Dataset records:
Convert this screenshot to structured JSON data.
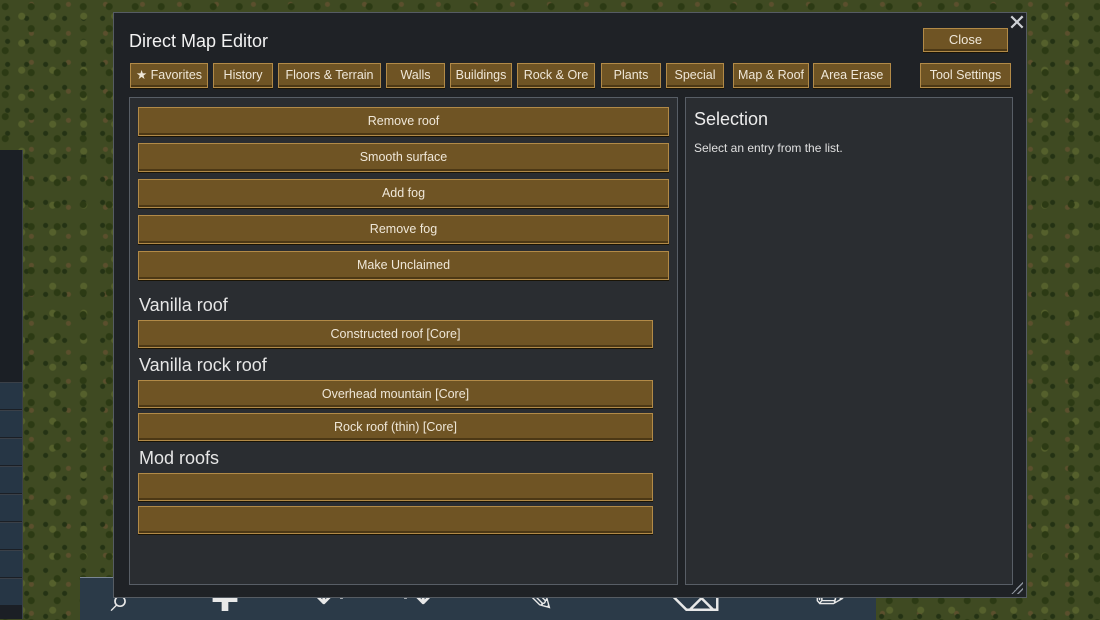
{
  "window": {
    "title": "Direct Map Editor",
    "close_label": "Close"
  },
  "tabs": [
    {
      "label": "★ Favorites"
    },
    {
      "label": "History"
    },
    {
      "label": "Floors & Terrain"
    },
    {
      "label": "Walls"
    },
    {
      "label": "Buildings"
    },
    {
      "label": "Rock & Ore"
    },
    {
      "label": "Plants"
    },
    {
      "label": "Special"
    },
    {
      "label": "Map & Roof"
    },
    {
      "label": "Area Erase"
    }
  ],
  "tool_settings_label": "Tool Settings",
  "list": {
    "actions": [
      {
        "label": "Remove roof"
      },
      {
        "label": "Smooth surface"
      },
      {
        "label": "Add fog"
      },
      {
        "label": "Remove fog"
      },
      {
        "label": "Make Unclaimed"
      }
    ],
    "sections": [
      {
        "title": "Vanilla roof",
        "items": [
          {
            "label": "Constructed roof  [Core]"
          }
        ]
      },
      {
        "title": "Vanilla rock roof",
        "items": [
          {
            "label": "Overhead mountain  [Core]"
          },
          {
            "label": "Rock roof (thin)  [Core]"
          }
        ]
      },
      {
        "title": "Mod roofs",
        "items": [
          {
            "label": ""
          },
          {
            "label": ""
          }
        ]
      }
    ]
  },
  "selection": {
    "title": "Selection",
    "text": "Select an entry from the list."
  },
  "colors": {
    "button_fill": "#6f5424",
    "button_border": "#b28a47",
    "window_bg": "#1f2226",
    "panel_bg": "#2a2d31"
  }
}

==

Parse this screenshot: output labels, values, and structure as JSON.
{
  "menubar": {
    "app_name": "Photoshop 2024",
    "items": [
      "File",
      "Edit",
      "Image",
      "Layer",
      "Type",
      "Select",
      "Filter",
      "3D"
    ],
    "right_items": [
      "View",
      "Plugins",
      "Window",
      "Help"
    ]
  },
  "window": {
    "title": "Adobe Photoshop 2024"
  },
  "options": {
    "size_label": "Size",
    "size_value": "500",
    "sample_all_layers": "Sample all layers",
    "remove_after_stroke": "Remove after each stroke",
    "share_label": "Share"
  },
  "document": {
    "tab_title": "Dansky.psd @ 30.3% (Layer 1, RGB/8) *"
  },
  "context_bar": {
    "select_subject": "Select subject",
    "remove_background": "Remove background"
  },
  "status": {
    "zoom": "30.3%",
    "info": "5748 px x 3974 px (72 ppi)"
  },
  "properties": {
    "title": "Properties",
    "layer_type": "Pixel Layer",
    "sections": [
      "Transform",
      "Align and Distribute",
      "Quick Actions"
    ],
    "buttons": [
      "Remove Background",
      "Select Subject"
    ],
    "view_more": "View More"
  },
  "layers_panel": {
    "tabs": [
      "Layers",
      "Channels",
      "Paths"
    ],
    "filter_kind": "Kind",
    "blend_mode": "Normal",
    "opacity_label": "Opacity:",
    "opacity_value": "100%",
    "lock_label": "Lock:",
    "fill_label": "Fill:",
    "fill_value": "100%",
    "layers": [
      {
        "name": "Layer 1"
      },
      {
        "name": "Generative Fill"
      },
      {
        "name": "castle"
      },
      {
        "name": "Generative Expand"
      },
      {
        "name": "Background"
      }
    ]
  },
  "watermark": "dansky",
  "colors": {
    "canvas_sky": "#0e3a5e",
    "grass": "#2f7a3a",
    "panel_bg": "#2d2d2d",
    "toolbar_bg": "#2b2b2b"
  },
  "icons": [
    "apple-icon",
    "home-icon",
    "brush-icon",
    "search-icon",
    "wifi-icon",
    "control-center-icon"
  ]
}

Task requirements: Using the material above, copy every line in which the string "Generative" occurs.

Expected answer:
        "name": "Generative Fill"
        "name": "Generative Expand"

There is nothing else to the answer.